# Spatial layout data:
•••

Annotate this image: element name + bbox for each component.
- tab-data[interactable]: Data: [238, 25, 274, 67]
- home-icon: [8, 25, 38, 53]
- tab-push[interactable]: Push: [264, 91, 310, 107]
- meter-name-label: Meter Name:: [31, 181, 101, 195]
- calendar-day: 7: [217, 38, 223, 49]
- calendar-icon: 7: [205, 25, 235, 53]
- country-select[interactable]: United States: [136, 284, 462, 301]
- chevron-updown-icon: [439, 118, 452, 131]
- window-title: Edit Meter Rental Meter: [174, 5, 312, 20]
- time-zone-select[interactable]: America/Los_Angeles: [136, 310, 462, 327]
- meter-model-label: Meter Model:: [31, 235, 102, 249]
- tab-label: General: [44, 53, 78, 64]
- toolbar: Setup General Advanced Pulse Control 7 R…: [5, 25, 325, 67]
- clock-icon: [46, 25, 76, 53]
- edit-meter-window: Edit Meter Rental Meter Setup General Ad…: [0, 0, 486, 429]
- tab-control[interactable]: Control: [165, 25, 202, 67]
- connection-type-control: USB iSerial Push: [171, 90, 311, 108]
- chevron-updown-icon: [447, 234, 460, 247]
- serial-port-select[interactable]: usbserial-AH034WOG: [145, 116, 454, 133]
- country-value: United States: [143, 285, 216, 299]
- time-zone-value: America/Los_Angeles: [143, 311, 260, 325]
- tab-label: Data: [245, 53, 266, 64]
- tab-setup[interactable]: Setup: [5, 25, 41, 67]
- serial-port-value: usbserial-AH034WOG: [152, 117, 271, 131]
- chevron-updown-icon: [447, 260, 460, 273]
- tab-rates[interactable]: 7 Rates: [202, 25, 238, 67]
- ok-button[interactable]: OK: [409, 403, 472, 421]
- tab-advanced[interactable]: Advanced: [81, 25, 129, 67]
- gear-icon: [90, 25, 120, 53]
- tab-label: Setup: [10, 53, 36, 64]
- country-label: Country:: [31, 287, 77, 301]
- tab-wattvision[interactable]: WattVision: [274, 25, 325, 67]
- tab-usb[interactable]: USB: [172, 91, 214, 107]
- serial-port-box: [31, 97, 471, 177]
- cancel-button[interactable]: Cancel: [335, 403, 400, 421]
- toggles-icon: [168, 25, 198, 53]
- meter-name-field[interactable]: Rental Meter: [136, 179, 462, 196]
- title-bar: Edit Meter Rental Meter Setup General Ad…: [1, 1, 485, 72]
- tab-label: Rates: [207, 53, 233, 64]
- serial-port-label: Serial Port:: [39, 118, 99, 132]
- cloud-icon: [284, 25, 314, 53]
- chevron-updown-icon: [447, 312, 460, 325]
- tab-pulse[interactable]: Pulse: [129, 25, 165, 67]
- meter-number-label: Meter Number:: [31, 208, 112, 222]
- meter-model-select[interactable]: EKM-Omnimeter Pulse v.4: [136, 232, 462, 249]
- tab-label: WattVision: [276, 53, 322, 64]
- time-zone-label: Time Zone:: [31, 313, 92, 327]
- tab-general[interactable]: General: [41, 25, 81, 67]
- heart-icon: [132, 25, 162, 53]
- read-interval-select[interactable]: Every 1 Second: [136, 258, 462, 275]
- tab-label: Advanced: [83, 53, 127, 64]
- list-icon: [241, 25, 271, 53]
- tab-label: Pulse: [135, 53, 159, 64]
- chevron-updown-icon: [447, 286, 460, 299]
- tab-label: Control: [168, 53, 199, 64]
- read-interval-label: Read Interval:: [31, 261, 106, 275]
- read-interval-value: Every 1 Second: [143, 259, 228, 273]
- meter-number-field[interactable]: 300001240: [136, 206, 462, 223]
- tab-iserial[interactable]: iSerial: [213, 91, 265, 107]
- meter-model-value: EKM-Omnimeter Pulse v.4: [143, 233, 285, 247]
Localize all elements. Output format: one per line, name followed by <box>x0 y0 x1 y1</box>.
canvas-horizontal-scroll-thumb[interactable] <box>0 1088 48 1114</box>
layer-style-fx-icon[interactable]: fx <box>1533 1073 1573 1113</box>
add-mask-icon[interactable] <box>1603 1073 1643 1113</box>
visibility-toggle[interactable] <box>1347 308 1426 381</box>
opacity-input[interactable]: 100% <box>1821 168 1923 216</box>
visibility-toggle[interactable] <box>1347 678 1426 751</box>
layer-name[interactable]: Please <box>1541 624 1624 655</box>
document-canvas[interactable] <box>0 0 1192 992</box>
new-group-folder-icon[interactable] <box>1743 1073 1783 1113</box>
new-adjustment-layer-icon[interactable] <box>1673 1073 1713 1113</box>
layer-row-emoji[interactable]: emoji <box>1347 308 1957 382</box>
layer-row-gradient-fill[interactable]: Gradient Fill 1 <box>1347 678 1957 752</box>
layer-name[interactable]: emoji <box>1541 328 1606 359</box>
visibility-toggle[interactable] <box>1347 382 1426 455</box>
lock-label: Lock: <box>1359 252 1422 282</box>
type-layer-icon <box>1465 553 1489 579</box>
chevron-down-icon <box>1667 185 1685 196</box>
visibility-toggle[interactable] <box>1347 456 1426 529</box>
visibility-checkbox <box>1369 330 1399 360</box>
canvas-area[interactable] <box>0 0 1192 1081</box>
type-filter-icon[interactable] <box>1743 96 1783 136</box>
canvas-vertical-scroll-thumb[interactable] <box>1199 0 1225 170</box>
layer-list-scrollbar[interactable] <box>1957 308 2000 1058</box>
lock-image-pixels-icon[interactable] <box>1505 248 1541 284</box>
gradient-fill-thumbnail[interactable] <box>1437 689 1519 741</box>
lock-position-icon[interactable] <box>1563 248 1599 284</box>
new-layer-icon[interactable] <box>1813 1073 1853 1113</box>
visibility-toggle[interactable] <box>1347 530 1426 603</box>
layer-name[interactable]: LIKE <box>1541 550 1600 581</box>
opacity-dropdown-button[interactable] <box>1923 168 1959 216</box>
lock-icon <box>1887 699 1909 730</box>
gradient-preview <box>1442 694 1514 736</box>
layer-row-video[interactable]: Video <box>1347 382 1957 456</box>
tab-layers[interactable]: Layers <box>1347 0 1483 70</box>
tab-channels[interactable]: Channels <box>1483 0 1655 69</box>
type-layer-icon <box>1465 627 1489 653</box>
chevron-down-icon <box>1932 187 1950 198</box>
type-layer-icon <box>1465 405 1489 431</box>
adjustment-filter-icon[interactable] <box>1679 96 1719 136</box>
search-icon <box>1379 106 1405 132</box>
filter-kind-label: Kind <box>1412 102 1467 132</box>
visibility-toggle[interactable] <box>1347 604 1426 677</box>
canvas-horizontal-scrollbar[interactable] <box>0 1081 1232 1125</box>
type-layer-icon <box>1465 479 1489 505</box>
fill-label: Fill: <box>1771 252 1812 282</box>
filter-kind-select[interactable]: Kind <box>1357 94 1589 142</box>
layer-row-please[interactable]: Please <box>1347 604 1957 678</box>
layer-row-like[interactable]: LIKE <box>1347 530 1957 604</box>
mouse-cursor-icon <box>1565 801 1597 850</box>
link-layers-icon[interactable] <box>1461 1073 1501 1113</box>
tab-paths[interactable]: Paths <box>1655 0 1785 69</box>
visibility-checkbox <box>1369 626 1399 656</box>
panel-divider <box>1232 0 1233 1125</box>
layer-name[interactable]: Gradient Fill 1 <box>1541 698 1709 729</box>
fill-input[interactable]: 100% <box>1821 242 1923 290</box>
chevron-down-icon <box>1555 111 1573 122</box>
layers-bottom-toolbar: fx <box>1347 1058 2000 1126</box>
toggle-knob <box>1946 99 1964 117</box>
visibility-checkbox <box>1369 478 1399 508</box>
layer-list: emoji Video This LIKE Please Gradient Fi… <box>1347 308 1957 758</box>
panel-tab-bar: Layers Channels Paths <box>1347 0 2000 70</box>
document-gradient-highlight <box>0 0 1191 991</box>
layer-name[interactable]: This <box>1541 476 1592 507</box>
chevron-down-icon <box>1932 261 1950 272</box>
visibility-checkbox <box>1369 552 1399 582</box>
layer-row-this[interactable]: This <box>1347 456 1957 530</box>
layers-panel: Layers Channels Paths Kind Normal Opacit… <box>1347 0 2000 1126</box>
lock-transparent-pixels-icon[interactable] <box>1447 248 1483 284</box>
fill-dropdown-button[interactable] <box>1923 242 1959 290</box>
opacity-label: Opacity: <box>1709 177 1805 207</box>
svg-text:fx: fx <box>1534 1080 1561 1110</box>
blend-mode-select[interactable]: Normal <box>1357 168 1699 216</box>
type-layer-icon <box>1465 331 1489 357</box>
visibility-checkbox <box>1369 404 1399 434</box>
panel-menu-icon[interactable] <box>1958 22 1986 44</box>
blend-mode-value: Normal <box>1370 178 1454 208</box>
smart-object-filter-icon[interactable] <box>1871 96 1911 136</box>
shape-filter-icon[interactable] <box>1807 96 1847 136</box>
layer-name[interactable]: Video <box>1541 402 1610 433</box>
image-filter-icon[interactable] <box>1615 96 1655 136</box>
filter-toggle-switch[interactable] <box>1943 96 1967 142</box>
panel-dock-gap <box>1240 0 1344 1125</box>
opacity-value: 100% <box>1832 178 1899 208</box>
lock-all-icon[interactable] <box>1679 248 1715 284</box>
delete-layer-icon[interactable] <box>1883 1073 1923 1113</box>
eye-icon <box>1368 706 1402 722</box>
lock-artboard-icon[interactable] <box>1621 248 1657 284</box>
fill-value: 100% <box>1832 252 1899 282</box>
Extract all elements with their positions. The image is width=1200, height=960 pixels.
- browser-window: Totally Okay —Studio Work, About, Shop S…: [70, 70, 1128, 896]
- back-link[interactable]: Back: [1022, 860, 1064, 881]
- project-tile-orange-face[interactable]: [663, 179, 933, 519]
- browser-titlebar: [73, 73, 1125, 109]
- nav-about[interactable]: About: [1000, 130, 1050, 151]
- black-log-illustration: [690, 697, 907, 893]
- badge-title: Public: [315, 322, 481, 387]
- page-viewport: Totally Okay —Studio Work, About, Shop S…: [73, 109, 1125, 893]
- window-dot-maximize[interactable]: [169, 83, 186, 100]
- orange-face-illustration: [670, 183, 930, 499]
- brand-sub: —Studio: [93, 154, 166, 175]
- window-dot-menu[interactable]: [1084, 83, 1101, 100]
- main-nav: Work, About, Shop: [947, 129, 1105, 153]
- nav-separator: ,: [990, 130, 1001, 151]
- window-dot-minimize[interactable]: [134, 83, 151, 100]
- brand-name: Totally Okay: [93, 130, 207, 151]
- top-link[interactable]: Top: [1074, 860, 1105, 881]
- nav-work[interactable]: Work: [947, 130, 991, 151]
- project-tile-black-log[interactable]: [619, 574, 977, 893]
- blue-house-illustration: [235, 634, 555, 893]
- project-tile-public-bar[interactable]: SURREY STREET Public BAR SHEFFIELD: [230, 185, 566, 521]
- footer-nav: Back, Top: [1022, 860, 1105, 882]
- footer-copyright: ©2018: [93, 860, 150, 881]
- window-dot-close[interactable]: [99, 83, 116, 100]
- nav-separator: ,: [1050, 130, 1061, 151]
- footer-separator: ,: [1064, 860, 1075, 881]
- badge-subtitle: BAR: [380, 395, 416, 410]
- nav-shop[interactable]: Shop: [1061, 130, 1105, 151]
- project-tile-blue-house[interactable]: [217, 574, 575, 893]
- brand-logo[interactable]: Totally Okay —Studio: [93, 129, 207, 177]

•••

# WHAT IS REQUIRED:
Copy out the entries word for word, from the first line through the line holding "- chevron-updown-icon: [439, 118, 452, 131]", inclusive.

# ANSWER TO THE TASK:
Annotate this image: element name + bbox for each component.
- tab-data[interactable]: Data: [238, 25, 274, 67]
- home-icon: [8, 25, 38, 53]
- tab-push[interactable]: Push: [264, 91, 310, 107]
- meter-name-label: Meter Name:: [31, 181, 101, 195]
- calendar-day: 7: [217, 38, 223, 49]
- calendar-icon: 7: [205, 25, 235, 53]
- country-select[interactable]: United States: [136, 284, 462, 301]
- chevron-updown-icon: [439, 118, 452, 131]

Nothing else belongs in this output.